§ Material for this task:
——

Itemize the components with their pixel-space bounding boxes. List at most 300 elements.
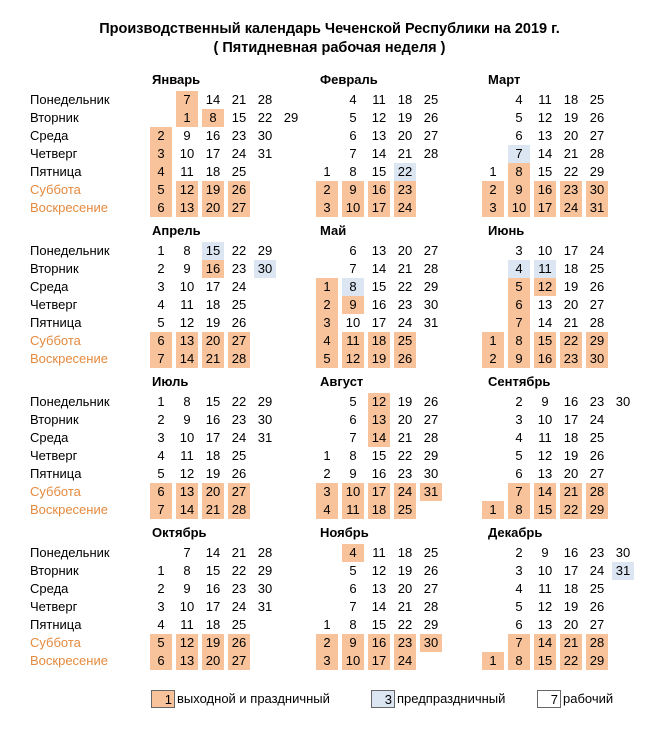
calendar-day: 15	[371, 164, 387, 179]
calendar-day: 10	[342, 199, 364, 217]
calendar-day: 24	[560, 199, 582, 217]
calendar-day: 14	[205, 545, 221, 560]
calendar-day: 15	[205, 563, 221, 578]
calendar-day: 9	[183, 581, 191, 596]
calendar-day: 9	[183, 412, 191, 427]
calendar-day: 30	[254, 260, 276, 278]
calendar-day: 31	[257, 146, 273, 161]
calendar-day: 7	[508, 483, 530, 501]
calendar-day: 14	[534, 483, 556, 501]
calendar-day: 8	[508, 163, 530, 181]
month-name: Март	[488, 72, 521, 87]
calendar-day: 8	[349, 448, 357, 463]
calendar-day: 18	[205, 164, 221, 179]
calendar-day: 25	[589, 430, 605, 445]
calendar-day: 19	[205, 315, 221, 330]
day-label: Пятница	[30, 466, 82, 481]
calendar-day: 11	[342, 501, 364, 519]
legend-item	[537, 688, 613, 708]
day-label: Четверг	[30, 599, 78, 614]
calendar-day: 31	[257, 430, 273, 445]
calendar-day: 24	[589, 563, 605, 578]
calendar-day: 27	[423, 581, 439, 596]
calendar-day: 23	[231, 261, 247, 276]
calendar-day: 1	[323, 164, 331, 179]
calendar-day: 12	[537, 448, 553, 463]
calendar-day: 25	[231, 617, 247, 632]
calendar-day: 28	[589, 315, 605, 330]
day-label: Вторник	[30, 261, 79, 276]
calendar-day: 12	[342, 350, 364, 368]
calendar-day: 4	[515, 430, 523, 445]
calendar-day: 26	[394, 350, 416, 368]
calendar-day: 31	[423, 315, 439, 330]
calendar-day: 14	[537, 315, 553, 330]
calendar-day: 23	[589, 545, 605, 560]
calendar-day: 26	[231, 315, 247, 330]
calendar-day: 12	[176, 181, 198, 199]
calendar-day: 19	[368, 350, 390, 368]
calendar-day: 10	[179, 599, 195, 614]
calendar-day: 8	[342, 278, 364, 296]
legend-item	[371, 688, 505, 708]
calendar-day: 9	[541, 545, 549, 560]
calendar-day: 5	[157, 315, 165, 330]
calendar-day: 6	[349, 581, 357, 596]
calendar-day: 11	[538, 581, 552, 596]
calendar-day: 25	[231, 164, 247, 179]
calendar-day: 23	[394, 634, 416, 652]
calendar-day: 18	[563, 581, 579, 596]
calendar-day: 10	[179, 279, 195, 294]
calendar-day: 6	[515, 128, 523, 143]
calendar-day: 27	[589, 297, 605, 312]
calendar-day: 5	[150, 634, 172, 652]
day-label: Суббота	[30, 635, 81, 650]
calendar-day: 5	[349, 110, 357, 125]
calendar-day: 12	[176, 634, 198, 652]
calendar-day: 8	[183, 394, 191, 409]
calendar-day: 5	[515, 448, 523, 463]
calendar-day: 31	[257, 599, 273, 614]
day-label: Воскресение	[30, 351, 108, 366]
day-label: Среда	[30, 279, 69, 294]
day-label: Суббота	[30, 484, 81, 499]
calendar-day: 29	[257, 563, 273, 578]
calendar-day: 13	[537, 128, 553, 143]
calendar-day: 9	[541, 394, 549, 409]
calendar-day: 22	[563, 164, 579, 179]
calendar-day: 13	[371, 581, 387, 596]
calendar-day: 2	[482, 181, 504, 199]
calendar-day: 4	[316, 332, 338, 350]
month-name: Февраль	[320, 72, 378, 87]
calendar-day: 9	[349, 466, 357, 481]
calendar-day: 25	[231, 297, 247, 312]
calendar-day: 2	[157, 581, 165, 596]
calendar-day: 15	[205, 394, 221, 409]
calendar-day: 25	[423, 92, 439, 107]
day-label: Пятница	[30, 617, 82, 632]
calendar-day: 6	[150, 199, 172, 217]
calendar-day: 30	[257, 412, 273, 427]
calendar-day: 6	[515, 466, 523, 481]
calendar-day: 16	[563, 394, 579, 409]
calendar-day: 21	[397, 261, 413, 276]
day-label: Понедельник	[30, 545, 110, 560]
calendar-day: 13	[176, 199, 198, 217]
calendar-day: 30	[615, 545, 631, 560]
calendar-day: 19	[397, 394, 413, 409]
month-name: Август	[320, 374, 364, 389]
calendar-day: 21	[202, 501, 224, 519]
calendar-day: 3	[157, 430, 165, 445]
calendar-day: 24	[231, 430, 247, 445]
calendar-day: 19	[205, 466, 221, 481]
calendar-day: 11	[372, 92, 386, 107]
calendar-day: 29	[423, 448, 439, 463]
calendar-day: 27	[423, 412, 439, 427]
calendar-day: 20	[202, 483, 224, 501]
calendar-day: 26	[423, 394, 439, 409]
calendar-day: 26	[423, 110, 439, 125]
calendar-day: 14	[205, 92, 221, 107]
calendar-day: 2	[157, 412, 165, 427]
calendar-day: 20	[202, 652, 224, 670]
calendar-day: 23	[560, 181, 582, 199]
calendar-day: 14	[371, 146, 387, 161]
calendar-day: 18	[205, 297, 221, 312]
calendar-day: 9	[342, 296, 364, 314]
calendar-day: 13	[537, 466, 553, 481]
calendar-day: 22	[560, 501, 582, 519]
calendar-day: 23	[589, 394, 605, 409]
calendar-day: 17	[368, 483, 390, 501]
calendar-day: 11	[538, 92, 552, 107]
calendar-day: 16	[368, 181, 390, 199]
calendar-day: 5	[150, 181, 172, 199]
calendar-day: 24	[394, 652, 416, 670]
calendar-day: 26	[231, 466, 247, 481]
calendar-day: 27	[228, 332, 250, 350]
calendar-day: 28	[228, 350, 250, 368]
calendar-day: 3	[316, 652, 338, 670]
calendar-day: 28	[589, 146, 605, 161]
calendar-day: 26	[589, 279, 605, 294]
calendar-day: 19	[202, 181, 224, 199]
calendar-day: 1	[157, 563, 165, 578]
calendar-day: 11	[372, 545, 386, 560]
day-label: Вторник	[30, 412, 79, 427]
calendar-day: 25	[589, 581, 605, 596]
calendar-day: 16	[371, 466, 387, 481]
calendar-day: 18	[368, 332, 390, 350]
calendar-day: 14	[368, 429, 390, 447]
calendar-day: 11	[342, 332, 364, 350]
calendar-day: 26	[589, 110, 605, 125]
calendar-day: 7	[508, 145, 530, 163]
calendar-day: 8	[349, 617, 357, 632]
calendar-day: 21	[397, 599, 413, 614]
month-name: Май	[320, 223, 347, 238]
month-name: Июль	[152, 374, 189, 389]
calendar-day: 20	[563, 297, 579, 312]
calendar-day: 8	[202, 109, 224, 127]
calendar-day: 10	[179, 430, 195, 445]
calendar-day: 24	[589, 412, 605, 427]
calendar-day: 28	[423, 261, 439, 276]
calendar-day: 30	[586, 181, 608, 199]
calendar-day: 5	[157, 466, 165, 481]
month-name: Январь	[152, 72, 201, 87]
calendar-day: 29	[257, 243, 273, 258]
calendar-day: 17	[205, 599, 221, 614]
calendar-day: 10	[537, 563, 553, 578]
calendar-day: 27	[589, 617, 605, 632]
calendar-day: 21	[560, 483, 582, 501]
calendar-day: 22	[560, 332, 582, 350]
page-subtitle: ( Пятидневная рабочая неделя )	[213, 40, 446, 56]
calendar-day: 2	[515, 394, 523, 409]
calendar-day: 15	[371, 617, 387, 632]
calendar-day: 6	[349, 412, 357, 427]
calendar-day: 23	[394, 181, 416, 199]
calendar-day: 15	[534, 332, 556, 350]
month-name: Октябрь	[152, 525, 207, 540]
legend-swatch: 1	[151, 690, 175, 708]
calendar-day: 7	[349, 599, 357, 614]
calendar-day: 11	[180, 448, 194, 463]
calendar-day: 10	[537, 412, 553, 427]
legend-item	[151, 688, 330, 708]
calendar-day: 3	[515, 412, 523, 427]
calendar-day: 6	[508, 296, 530, 314]
calendar-day: 29	[283, 110, 299, 125]
day-label: Среда	[30, 128, 69, 143]
day-label: Четверг	[30, 448, 78, 463]
month-name: Сентябрь	[488, 374, 551, 389]
calendar-day: 28	[228, 501, 250, 519]
calendar-day: 1	[316, 278, 338, 296]
day-label: Среда	[30, 581, 69, 596]
calendar-day: 15	[231, 110, 247, 125]
calendar-day: 12	[371, 110, 387, 125]
calendar-day: 5	[508, 278, 530, 296]
calendar-day: 4	[508, 260, 530, 278]
month-name: Апрель	[152, 223, 201, 238]
calendar-day: 14	[371, 261, 387, 276]
calendar-day: 16	[205, 412, 221, 427]
calendar-day: 21	[563, 315, 579, 330]
calendar-day: 29	[423, 617, 439, 632]
calendar-day: 19	[397, 563, 413, 578]
calendar-day: 17	[534, 199, 556, 217]
calendar-day: 2	[157, 261, 165, 276]
calendar-day: 16	[534, 350, 556, 368]
calendar-day: 25	[394, 332, 416, 350]
calendar-day: 22	[257, 110, 273, 125]
calendar-day: 22	[231, 563, 247, 578]
calendar-day: 7	[349, 430, 357, 445]
calendar-day: 7	[349, 261, 357, 276]
calendar-day: 28	[586, 483, 608, 501]
calendar-day: 17	[205, 146, 221, 161]
calendar-day: 31	[612, 562, 634, 580]
calendar-day: 2	[515, 545, 523, 560]
calendar-day: 3	[316, 483, 338, 501]
calendar-day: 4	[342, 544, 364, 562]
calendar-day: 19	[563, 448, 579, 463]
calendar-day: 21	[397, 430, 413, 445]
calendar-day: 7	[150, 350, 172, 368]
calendar-day: 4	[157, 297, 165, 312]
calendar-day: 11	[180, 617, 194, 632]
calendar-day: 14	[176, 350, 198, 368]
calendar-day: 22	[394, 163, 416, 181]
day-label: Пятница	[30, 164, 82, 179]
calendar-day: 21	[202, 350, 224, 368]
calendar-day: 15	[202, 242, 224, 260]
calendar-day: 2	[316, 181, 338, 199]
calendar-day: 16	[563, 545, 579, 560]
calendar-day: 26	[228, 181, 250, 199]
calendar-day: 10	[179, 146, 195, 161]
calendar-day: 3	[316, 314, 338, 332]
calendar-day: 16	[205, 581, 221, 596]
calendar-day: 19	[202, 634, 224, 652]
calendar-day: 6	[150, 332, 172, 350]
calendar-day: 27	[423, 128, 439, 143]
calendar-day: 27	[228, 652, 250, 670]
calendar-day: 18	[563, 92, 579, 107]
legend-swatch: 7	[537, 690, 561, 708]
calendar-day: 13	[368, 411, 390, 429]
calendar-day: 27	[589, 128, 605, 143]
calendar-day: 23	[231, 581, 247, 596]
calendar-day: 7	[150, 501, 172, 519]
calendar-day: 13	[371, 243, 387, 258]
calendar-day: 20	[563, 617, 579, 632]
calendar-day: 24	[231, 279, 247, 294]
calendar-day: 7	[508, 634, 530, 652]
calendar-day: 13	[537, 297, 553, 312]
calendar-day: 2	[323, 466, 331, 481]
calendar-day: 1	[157, 243, 165, 258]
calendar-day: 30	[423, 297, 439, 312]
calendar-day: 14	[534, 634, 556, 652]
day-label: Воскресение	[30, 200, 108, 215]
calendar-day: 12	[368, 393, 390, 411]
calendar-day: 21	[231, 92, 247, 107]
calendar-day: 11	[538, 430, 552, 445]
calendar-day: 7	[183, 545, 191, 560]
calendar-day: 17	[371, 315, 387, 330]
calendar-day: 12	[534, 278, 556, 296]
calendar-day: 12	[537, 599, 553, 614]
calendar-day: 3	[482, 199, 504, 217]
calendar-day: 1	[482, 332, 504, 350]
day-label: Вторник	[30, 110, 79, 125]
calendar-day: 17	[205, 279, 221, 294]
calendar-day: 25	[394, 501, 416, 519]
calendar-day: 30	[420, 634, 442, 652]
page-title: Производственный календарь Чеченской Республики на 2019 г.	[99, 21, 560, 37]
calendar-day: 15	[371, 279, 387, 294]
calendar-day: 3	[150, 145, 172, 163]
day-label: Среда	[30, 430, 69, 445]
calendar-day: 22	[397, 448, 413, 463]
calendar-day: 11	[180, 164, 194, 179]
calendar-day: 1	[482, 652, 504, 670]
calendar-day: 9	[342, 634, 364, 652]
calendar-day: 6	[515, 617, 523, 632]
calendar-day: 23	[397, 297, 413, 312]
calendar-day: 12	[179, 315, 195, 330]
calendar-day: 17	[563, 412, 579, 427]
day-label: Четверг	[30, 297, 78, 312]
calendar-day: 22	[397, 617, 413, 632]
calendar-day: 3	[157, 279, 165, 294]
calendar-day: 26	[423, 563, 439, 578]
calendar-day: 29	[586, 652, 608, 670]
calendar-day: 20	[202, 332, 224, 350]
calendar-day: 24	[231, 146, 247, 161]
month-name: Июнь	[488, 223, 525, 238]
calendar-day: 26	[228, 634, 250, 652]
calendar-day: 22	[231, 394, 247, 409]
calendar-day: 22	[397, 279, 413, 294]
calendar-day: 24	[394, 199, 416, 217]
calendar-day: 21	[397, 146, 413, 161]
calendar-day: 1	[482, 501, 504, 519]
calendar-day: 4	[515, 581, 523, 596]
calendar-day: 21	[560, 634, 582, 652]
calendar-day: 28	[257, 92, 273, 107]
calendar-day: 17	[563, 243, 579, 258]
calendar-day: 6	[150, 483, 172, 501]
calendar-day: 1	[323, 448, 331, 463]
day-label: Воскресение	[30, 502, 108, 517]
calendar-day: 8	[349, 164, 357, 179]
calendar-day: 24	[589, 243, 605, 258]
legend-label: предпраздничный	[397, 690, 506, 706]
day-label: Понедельник	[30, 243, 110, 258]
calendar-day: 10	[537, 243, 553, 258]
calendar-day: 8	[183, 243, 191, 258]
calendar-day: 13	[176, 652, 198, 670]
calendar-day: 2	[482, 350, 504, 368]
calendar-day: 21	[563, 146, 579, 161]
calendar-day: 3	[515, 243, 523, 258]
calendar-day: 16	[534, 181, 556, 199]
calendar-day: 8	[508, 652, 530, 670]
calendar-day: 9	[508, 181, 530, 199]
calendar-day: 8	[508, 332, 530, 350]
calendar-day: 2	[150, 127, 172, 145]
day-label: Воскресение	[30, 653, 108, 668]
calendar-day: 4	[316, 501, 338, 519]
calendar-day: 30	[423, 466, 439, 481]
calendar-day: 18	[368, 501, 390, 519]
calendar-day: 10	[342, 652, 364, 670]
calendar-day: 15	[534, 501, 556, 519]
calendar-day: 1	[157, 394, 165, 409]
calendar-day: 3	[515, 563, 523, 578]
calendar-day: 11	[180, 297, 194, 312]
legend-swatch: 3	[371, 690, 395, 708]
calendar-day: 24	[231, 599, 247, 614]
calendar-day: 26	[589, 448, 605, 463]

——

§ What is expected: Extract every line from the lines above that contains the string "Пятница", matching case exactly.

§ Expected answer:
day-label: Пятница	[30, 466, 82, 481]
day-label: Пятница	[30, 617, 82, 632]
day-label: Пятница	[30, 164, 82, 179]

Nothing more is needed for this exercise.